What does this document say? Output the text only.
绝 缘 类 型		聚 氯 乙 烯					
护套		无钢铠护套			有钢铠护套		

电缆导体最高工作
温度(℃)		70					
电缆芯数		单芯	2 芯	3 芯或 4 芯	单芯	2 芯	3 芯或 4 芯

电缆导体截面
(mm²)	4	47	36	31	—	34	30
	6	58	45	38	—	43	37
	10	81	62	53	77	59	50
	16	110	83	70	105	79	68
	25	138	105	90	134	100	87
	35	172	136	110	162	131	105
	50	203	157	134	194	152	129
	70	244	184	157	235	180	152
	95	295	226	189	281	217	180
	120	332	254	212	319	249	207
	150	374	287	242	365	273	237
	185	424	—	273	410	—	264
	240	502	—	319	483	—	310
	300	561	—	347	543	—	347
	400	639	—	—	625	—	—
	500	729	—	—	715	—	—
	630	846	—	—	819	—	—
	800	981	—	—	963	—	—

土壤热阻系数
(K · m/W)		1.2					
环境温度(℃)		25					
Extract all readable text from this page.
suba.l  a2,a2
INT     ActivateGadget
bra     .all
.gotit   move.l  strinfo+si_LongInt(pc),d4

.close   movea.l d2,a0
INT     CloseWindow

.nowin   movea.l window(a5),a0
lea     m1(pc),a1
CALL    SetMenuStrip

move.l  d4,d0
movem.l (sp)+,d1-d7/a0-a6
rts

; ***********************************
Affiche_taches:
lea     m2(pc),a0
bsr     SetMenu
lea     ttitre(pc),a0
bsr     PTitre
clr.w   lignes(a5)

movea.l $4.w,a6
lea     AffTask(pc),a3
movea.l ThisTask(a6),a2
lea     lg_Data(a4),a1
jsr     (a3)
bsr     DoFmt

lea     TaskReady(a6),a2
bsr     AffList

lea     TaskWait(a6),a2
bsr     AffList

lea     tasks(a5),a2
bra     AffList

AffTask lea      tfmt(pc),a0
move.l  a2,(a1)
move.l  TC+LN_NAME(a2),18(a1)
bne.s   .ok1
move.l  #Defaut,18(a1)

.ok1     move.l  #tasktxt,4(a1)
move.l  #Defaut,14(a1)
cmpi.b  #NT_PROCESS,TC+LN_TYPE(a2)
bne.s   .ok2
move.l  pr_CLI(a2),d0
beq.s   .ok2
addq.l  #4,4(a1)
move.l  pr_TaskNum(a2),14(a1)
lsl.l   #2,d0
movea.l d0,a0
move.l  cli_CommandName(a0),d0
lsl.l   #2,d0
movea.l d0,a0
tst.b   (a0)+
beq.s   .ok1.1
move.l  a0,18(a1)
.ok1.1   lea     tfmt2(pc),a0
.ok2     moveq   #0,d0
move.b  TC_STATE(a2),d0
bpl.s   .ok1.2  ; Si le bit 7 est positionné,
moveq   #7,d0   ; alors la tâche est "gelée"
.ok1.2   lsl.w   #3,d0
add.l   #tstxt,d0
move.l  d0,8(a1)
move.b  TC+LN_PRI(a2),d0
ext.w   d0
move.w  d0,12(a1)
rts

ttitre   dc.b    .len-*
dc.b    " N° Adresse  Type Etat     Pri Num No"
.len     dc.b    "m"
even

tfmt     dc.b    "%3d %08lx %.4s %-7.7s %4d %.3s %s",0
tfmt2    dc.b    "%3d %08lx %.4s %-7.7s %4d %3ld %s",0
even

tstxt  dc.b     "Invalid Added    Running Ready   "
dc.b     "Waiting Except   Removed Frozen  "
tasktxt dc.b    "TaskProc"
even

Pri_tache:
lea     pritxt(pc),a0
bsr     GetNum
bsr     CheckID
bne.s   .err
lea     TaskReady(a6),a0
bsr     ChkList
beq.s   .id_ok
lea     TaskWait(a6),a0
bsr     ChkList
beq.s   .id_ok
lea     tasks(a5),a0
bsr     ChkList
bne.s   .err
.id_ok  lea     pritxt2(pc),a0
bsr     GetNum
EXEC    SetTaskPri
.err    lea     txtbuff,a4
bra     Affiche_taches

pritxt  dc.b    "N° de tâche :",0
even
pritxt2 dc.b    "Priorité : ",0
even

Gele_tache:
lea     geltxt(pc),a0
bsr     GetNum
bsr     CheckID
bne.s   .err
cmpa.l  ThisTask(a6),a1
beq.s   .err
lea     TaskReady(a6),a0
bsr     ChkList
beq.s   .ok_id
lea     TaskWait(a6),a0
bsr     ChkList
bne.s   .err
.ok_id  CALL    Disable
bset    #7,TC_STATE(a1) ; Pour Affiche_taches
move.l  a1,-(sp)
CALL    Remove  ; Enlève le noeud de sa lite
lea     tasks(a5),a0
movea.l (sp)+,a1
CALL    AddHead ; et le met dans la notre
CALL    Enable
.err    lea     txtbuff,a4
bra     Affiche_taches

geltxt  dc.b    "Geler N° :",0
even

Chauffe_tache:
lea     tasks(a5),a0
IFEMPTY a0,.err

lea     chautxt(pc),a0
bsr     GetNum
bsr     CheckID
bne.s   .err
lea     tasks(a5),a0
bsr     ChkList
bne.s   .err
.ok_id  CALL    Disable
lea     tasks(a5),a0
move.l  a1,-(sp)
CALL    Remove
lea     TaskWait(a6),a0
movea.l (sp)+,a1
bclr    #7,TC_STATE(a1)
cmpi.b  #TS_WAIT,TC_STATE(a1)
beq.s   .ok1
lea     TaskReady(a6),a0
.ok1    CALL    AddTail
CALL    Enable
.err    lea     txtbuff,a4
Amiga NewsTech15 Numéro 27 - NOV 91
+ + + +
- TASK INSTRUCTIONS
Return the lines above exactly, keeping every word.

- TASK OUTPUT
What does this document say? Output the text only.
绝 缘 类 型		聚 氯 乙 烯					
护套		无钢铠护套			有钢铠护套		

电缆导体最高工作
温度(℃)		70					
电缆芯数		单芯	2 芯	3 芯或 4 芯	单芯	2 芯	3 芯或 4 芯

电缆导体截面
(mm²)	4	47	36	31	—	34	30
	6	58	45	38	—	43	37
	10	81	62	53	77	59	50
	16	110	83	70	105	79	68
	25	138	105	90	134	100	87
	35	172	136	110	162	131	105
	50	203	157	134	194	152	129
	70	244	184	157	235	180	152
	95	295	226	189	281	217	180
	120	332	254	212	319	249	207
	150	374	287	242	365	273	237
	185	424	—	273	410	—	264
	240	502	—	319	483	—	310
	300	561	—	347	543	—	347
	400	639	—	—	625	—	—
	500	729	—	—	715	—	—
	630	846	—	—	819	—	—
	800	981	—	—	963	—	—

土壤热阻系数
(K · m/W)		1.2					
环境温度(℃)		25					
Extract all readable text from this page.
suba.l  a2,a2
INT     ActivateGadget
bra     .all
.gotit   move.l  strinfo+si_LongInt(pc),d4

.close   movea.l d2,a0
INT     CloseWindow

.nowin   movea.l window(a5),a0
lea     m1(pc),a1
CALL    SetMenuStrip

move.l  d4,d0
movem.l (sp)+,d1-d7/a0-a6
rts

; ***********************************
Affiche_taches:
lea     m2(pc),a0
bsr     SetMenu
lea     ttitre(pc),a0
bsr     PTitre
clr.w   lignes(a5)

movea.l $4.w,a6
lea     AffTask(pc),a3
movea.l ThisTask(a6),a2
lea     lg_Data(a4),a1
jsr     (a3)
bsr     DoFmt

lea     TaskReady(a6),a2
bsr     AffList

lea     TaskWait(a6),a2
bsr     AffList

lea     tasks(a5),a2
bra     AffList

AffTask lea      tfmt(pc),a0
move.l  a2,(a1)
move.l  TC+LN_NAME(a2),18(a1)
bne.s   .ok1
move.l  #Defaut,18(a1)

.ok1     move.l  #tasktxt,4(a1)
move.l  #Defaut,14(a1)
cmpi.b  #NT_PROCESS,TC+LN_TYPE(a2)
bne.s   .ok2
move.l  pr_CLI(a2),d0
beq.s   .ok2
addq.l  #4,4(a1)
move.l  pr_TaskNum(a2),14(a1)
lsl.l   #2,d0
movea.l d0,a0
move.l  cli_CommandName(a0),d0
lsl.l   #2,d0
movea.l d0,a0
tst.b   (a0)+
beq.s   .ok1.1
move.l  a0,18(a1)
.ok1.1   lea     tfmt2(pc),a0
.ok2     moveq   #0,d0
move.b  TC_STATE(a2),d0
bpl.s   .ok1.2  ; Si le bit 7 est positionné,
moveq   #7,d0   ; alors la tâche est "gelée"
.ok1.2   lsl.w   #3,d0
add.l   #tstxt,d0
move.l  d0,8(a1)
move.b  TC+LN_PRI(a2),d0
ext.w   d0
move.w  d0,12(a1)
rts

ttitre   dc.b    .len-*
dc.b    " N° Adresse  Type Etat     Pri Num No"
.len     dc.b    "m"
even

tfmt     dc.b    "%3d %08lx %.4s %-7.7s %4d %.3s %s",0
tfmt2    dc.b    "%3d %08lx %.4s %-7.7s %4d %3ld %s",0
even

tstxt  dc.b     "Invalid Added    Running Ready   "
dc.b     "Waiting Except   Removed Frozen  "
tasktxt dc.b    "TaskProc"
even

Pri_tache:
lea     pritxt(pc),a0
bsr     GetNum
bsr     CheckID
bne.s   .err
lea     TaskReady(a6),a0
bsr     ChkList
beq.s   .id_ok
lea     TaskWait(a6),a0
bsr     ChkList
beq.s   .id_ok
lea     tasks(a5),a0
bsr     ChkList
bne.s   .err
.id_ok  lea     pritxt2(pc),a0
bsr     GetNum
EXEC    SetTaskPri
.err    lea     txtbuff,a4
bra     Affiche_taches

pritxt  dc.b    "N° de tâche :",0
even
pritxt2 dc.b    "Priorité : ",0
even

Gele_tache:
lea     geltxt(pc),a0
bsr     GetNum
bsr     CheckID
bne.s   .err
cmpa.l  ThisTask(a6),a1
beq.s   .err
lea     TaskReady(a6),a0
bsr     ChkList
beq.s   .ok_id
lea     TaskWait(a6),a0
bsr     ChkList
bne.s   .err
.ok_id  CALL    Disable
bset    #7,TC_STATE(a1) ; Pour Affiche_taches
move.l  a1,-(sp)
CALL    Remove  ; Enlève le noeud de sa lite
lea     tasks(a5),a0
movea.l (sp)+,a1
CALL    AddHead ; et le met dans la notre
CALL    Enable
.err    lea     txtbuff,a4
bra     Affiche_taches

geltxt  dc.b    "Geler N° :",0
even

Chauffe_tache:
lea     tasks(a5),a0
IFEMPTY a0,.err

lea     chautxt(pc),a0
bsr     GetNum
bsr     CheckID
bne.s   .err
lea     tasks(a5),a0
bsr     ChkList
bne.s   .err
.ok_id  CALL    Disable
lea     tasks(a5),a0
move.l  a1,-(sp)
CALL    Remove
lea     TaskWait(a6),a0
movea.l (sp)+,a1
bclr    #7,TC_STATE(a1)
cmpi.b  #TS_WAIT,TC_STATE(a1)
beq.s   .ok1
lea     TaskReady(a6),a0
.ok1    CALL    AddTail
CALL    Enable
.err    lea     txtbuff,a4
Amiga NewsTech15 Numéro 27 - NOV 91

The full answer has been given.